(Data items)
===============

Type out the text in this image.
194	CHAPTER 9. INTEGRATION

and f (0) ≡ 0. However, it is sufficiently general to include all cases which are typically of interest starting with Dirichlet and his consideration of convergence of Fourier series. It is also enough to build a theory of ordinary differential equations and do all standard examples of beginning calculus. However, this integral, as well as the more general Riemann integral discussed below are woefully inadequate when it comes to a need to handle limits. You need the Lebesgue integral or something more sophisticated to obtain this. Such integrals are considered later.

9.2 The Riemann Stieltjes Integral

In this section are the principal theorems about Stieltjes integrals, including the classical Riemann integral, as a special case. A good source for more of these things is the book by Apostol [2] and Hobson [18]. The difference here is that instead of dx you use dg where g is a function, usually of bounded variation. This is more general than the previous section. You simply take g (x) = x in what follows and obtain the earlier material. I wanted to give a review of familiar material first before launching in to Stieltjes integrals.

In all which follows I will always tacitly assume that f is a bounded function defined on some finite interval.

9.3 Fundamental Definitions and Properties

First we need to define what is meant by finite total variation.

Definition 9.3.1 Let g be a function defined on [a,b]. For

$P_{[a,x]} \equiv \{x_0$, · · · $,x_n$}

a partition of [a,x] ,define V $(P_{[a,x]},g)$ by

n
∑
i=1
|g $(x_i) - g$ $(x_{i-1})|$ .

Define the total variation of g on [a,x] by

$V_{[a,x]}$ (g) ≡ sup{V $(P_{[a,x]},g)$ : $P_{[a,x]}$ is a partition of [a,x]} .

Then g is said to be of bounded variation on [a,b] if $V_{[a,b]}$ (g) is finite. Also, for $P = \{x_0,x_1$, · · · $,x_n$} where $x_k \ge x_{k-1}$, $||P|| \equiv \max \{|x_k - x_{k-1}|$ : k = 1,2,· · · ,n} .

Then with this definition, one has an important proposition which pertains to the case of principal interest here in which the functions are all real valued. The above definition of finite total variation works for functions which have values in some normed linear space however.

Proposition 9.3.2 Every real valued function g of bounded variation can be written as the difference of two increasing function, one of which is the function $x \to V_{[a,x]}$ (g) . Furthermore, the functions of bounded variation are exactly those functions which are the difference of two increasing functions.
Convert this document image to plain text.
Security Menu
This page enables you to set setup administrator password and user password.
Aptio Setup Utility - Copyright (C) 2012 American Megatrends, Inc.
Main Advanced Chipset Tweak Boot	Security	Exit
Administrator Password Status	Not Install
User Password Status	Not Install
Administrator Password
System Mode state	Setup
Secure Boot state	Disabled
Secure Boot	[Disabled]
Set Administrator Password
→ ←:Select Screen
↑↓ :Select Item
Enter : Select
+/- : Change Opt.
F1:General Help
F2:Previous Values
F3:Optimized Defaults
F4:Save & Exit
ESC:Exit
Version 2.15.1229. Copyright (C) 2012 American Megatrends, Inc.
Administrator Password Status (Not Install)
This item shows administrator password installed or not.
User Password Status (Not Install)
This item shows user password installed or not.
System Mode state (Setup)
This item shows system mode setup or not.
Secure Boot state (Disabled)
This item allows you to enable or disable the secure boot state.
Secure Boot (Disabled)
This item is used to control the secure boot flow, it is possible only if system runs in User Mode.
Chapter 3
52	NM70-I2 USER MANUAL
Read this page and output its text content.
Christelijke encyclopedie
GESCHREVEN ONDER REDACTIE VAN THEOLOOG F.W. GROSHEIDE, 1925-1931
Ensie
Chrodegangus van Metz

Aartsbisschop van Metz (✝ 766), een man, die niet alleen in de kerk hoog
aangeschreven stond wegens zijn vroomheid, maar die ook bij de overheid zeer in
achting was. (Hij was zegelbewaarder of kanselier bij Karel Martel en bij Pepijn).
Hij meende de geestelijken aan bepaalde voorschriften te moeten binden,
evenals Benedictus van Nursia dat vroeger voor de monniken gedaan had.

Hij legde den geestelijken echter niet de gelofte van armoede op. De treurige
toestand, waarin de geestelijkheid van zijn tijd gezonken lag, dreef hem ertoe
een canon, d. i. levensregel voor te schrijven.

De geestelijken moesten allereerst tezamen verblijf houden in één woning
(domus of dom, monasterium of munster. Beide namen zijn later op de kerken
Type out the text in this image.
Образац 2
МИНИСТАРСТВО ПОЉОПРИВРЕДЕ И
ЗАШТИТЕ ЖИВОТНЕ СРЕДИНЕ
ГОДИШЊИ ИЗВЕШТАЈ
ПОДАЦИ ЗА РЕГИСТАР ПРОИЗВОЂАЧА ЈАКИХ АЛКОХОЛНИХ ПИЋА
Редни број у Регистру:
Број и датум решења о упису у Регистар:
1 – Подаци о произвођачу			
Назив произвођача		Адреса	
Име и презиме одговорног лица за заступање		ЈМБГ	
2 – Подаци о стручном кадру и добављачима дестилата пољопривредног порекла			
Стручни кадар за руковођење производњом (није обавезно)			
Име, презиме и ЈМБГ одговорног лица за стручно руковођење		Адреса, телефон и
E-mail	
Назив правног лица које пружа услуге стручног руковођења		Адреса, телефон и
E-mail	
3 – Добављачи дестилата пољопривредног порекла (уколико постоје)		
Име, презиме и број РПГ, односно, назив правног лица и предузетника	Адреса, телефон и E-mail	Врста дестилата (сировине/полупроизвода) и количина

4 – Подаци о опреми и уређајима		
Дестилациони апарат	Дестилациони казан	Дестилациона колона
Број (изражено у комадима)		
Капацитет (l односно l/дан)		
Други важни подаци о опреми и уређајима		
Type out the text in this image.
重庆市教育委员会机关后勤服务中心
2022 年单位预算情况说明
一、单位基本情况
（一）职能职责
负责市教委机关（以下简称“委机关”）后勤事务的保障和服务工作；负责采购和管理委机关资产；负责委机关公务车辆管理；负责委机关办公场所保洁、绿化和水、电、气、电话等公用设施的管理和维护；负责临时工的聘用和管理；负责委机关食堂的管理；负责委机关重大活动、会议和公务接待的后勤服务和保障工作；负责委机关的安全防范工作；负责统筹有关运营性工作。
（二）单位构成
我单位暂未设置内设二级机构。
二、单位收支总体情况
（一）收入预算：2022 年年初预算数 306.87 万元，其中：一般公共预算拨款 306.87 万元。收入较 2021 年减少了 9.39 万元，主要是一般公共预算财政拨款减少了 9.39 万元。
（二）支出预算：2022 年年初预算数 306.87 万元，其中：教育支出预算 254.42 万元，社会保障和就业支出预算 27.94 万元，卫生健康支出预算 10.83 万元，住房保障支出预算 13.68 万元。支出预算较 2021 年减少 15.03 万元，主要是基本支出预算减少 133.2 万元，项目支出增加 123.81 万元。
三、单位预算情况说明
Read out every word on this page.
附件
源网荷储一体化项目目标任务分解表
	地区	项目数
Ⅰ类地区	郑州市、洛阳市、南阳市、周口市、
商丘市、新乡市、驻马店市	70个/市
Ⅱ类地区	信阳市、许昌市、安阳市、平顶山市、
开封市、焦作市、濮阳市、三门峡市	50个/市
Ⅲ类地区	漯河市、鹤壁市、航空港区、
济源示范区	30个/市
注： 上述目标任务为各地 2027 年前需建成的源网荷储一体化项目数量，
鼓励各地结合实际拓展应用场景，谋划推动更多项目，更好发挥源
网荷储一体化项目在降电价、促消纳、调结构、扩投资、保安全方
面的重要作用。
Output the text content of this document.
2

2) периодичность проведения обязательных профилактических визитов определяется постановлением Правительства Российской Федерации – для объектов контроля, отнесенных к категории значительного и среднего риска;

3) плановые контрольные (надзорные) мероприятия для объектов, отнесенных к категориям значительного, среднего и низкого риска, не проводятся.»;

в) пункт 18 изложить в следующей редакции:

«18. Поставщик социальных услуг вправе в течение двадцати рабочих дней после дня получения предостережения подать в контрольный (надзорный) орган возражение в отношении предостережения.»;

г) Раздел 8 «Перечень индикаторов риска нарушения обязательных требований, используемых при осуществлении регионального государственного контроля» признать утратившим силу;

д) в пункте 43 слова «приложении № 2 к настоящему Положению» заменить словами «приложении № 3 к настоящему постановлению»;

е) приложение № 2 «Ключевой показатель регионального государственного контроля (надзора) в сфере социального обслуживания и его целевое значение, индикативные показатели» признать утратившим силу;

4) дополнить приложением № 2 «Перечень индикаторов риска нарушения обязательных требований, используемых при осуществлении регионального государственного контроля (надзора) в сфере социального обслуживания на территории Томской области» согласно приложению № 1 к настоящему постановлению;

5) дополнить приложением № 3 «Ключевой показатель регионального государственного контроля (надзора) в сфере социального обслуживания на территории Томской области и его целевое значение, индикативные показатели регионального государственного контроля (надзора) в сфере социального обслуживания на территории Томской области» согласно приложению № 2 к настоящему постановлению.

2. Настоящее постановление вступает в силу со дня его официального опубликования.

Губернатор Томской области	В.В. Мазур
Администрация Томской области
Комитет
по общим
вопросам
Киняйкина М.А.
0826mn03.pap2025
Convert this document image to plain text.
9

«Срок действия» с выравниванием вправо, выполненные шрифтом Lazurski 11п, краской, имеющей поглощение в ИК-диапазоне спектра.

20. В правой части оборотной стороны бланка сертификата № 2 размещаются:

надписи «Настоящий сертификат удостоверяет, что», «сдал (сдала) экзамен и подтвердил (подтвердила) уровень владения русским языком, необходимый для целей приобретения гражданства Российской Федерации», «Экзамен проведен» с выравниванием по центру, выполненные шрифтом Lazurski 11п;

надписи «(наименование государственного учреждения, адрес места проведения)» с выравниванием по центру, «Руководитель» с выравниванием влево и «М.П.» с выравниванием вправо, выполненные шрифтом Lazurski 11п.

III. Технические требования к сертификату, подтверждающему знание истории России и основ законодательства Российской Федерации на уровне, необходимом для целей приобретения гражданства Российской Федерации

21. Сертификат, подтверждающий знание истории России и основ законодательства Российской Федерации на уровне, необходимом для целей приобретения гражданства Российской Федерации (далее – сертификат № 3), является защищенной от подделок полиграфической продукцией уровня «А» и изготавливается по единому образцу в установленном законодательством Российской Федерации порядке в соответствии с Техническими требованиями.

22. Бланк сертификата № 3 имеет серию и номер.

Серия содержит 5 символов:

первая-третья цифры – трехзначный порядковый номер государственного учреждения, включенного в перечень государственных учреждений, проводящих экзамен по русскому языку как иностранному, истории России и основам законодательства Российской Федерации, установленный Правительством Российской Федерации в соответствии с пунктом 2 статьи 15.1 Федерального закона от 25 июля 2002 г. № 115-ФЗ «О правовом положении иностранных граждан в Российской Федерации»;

===============

What to work on -
Extract each line holding the word "state" from the records.

The solution -
System Mode state	Setup
Secure Boot state	Disabled
System Mode state (Setup)
Secure Boot state (Disabled)
This item allows you to enable or disable the secure boot state.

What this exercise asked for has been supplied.